• _WHAT TO PRODUCE_: Can you write out all of the material below, word for word?

[Data extracted from a collection]
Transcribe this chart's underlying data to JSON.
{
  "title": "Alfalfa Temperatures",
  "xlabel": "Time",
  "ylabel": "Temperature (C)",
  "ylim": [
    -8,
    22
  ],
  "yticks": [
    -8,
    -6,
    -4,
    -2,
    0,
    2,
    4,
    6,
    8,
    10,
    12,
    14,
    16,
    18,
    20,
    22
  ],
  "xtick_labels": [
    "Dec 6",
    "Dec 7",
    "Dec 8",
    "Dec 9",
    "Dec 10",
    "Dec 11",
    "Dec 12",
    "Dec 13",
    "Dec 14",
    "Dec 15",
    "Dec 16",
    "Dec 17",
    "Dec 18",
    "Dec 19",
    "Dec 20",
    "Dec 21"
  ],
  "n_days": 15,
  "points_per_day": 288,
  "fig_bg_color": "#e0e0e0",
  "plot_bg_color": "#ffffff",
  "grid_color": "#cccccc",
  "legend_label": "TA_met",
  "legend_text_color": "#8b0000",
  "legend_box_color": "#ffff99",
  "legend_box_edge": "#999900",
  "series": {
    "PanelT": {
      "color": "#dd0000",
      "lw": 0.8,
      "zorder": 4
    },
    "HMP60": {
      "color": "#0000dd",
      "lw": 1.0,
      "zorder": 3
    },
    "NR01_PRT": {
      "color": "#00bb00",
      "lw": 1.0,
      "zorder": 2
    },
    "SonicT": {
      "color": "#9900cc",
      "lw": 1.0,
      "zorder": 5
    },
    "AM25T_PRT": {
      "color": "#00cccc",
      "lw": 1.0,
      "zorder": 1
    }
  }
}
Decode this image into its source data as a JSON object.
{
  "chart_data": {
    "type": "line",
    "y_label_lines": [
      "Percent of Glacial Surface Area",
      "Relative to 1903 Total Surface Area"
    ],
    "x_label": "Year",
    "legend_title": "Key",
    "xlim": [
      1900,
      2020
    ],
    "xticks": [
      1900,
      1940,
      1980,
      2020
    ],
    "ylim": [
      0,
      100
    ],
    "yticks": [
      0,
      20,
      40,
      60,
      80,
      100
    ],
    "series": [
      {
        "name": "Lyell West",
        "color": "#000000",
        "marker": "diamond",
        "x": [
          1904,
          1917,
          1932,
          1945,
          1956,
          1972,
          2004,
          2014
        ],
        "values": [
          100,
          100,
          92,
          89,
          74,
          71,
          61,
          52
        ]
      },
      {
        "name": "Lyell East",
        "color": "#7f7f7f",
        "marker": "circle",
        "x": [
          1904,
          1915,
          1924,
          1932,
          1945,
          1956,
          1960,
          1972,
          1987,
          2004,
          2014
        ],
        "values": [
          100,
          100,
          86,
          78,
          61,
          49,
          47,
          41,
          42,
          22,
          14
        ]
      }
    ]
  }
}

• _PROBLEM SOLUTION_:
Transcribe this chart's underlying data to JSON.
{
  "title": "Alfalfa Temperatures",
  "xlabel": "Time",
  "ylabel": "Temperature (C)",
  "ylim": [
    -8,
    22
  ],
  "yticks": [
    -8,
    -6,
    -4,
    -2,
    0,
    2,
    4,
    6,
    8,
    10,
    12,
    14,
    16,
    18,
    20,
    22
  ],
  "xtick_labels": [
    "Dec 6",
    "Dec 7",
    "Dec 8",
    "Dec 9",
    "Dec 10",
    "Dec 11",
    "Dec 12",
    "Dec 13",
    "Dec 14",
    "Dec 15",
    "Dec 16",
    "Dec 17",
    "Dec 18",
    "Dec 19",
    "Dec 20",
    "Dec 21"
  ],
  "n_days": 15,
  "points_per_day": 288,
  "fig_bg_color": "#e0e0e0",
  "plot_bg_color": "#ffffff",
  "grid_color": "#cccccc",
  "legend_label": "TA_met",
  "legend_text_color": "#8b0000",
  "legend_box_color": "#ffff99",
  "legend_box_edge": "#999900",
  "series": {
    "PanelT": {
      "color": "#dd0000",
      "lw": 0.8,
      "zorder": 4
    },
    "HMP60": {
      "color": "#0000dd",
      "lw": 1.0,
      "zorder": 3
    },
    "NR01_PRT": {
      "color": "#00bb00",
      "lw": 1.0,
      "zorder": 2
    },
    "SonicT": {
      "color": "#9900cc",
      "lw": 1.0,
      "zorder": 5
    },
    "AM25T_PRT": {
      "color": "#00cccc",
      "lw": 1.0,
      "zorder": 1
    }
  }
}
Decode this image into its source data as a JSON object.
{
  "chart_data": {
    "type": "line",
    "y_label_lines": [
      "Percent of Glacial Surface Area",
      "Relative to 1903 Total Surface Area"
    ],
    "x_label": "Year",
    "legend_title": "Key",
    "xlim": [
      1900,
      2020
    ],
    "xticks": [
      1900,
      1940,
      1980,
      2020
    ],
    "ylim": [
      0,
      100
    ],
    "yticks": [
      0,
      20,
      40,
      60,
      80,
      100
    ],
    "series": [
      {
        "name": "Lyell West",
        "color": "#000000",
        "marker": "diamond",
        "x": [
          1904,
          1917,
          1932,
          1945,
          1956,
          1972,
          2004,
          2014
        ],
        "values": [
          100,
          100,
          92,
          89,
          74,
          71,
          61,
          52
        ]
      },
      {
        "name": "Lyell East",
        "color": "#7f7f7f",
        "marker": "circle",
        "x": [
          1904,
          1915,
          1924,
          1932,
          1945,
          1956,
          1960,
          1972,
          1987,
          2004,
          2014
        ],
        "values": [
          100,
          100,
          86,
          78,
          61,
          49,
          47,
          41,
          42,
          22,
          14
        ]
      }
    ]
  }
}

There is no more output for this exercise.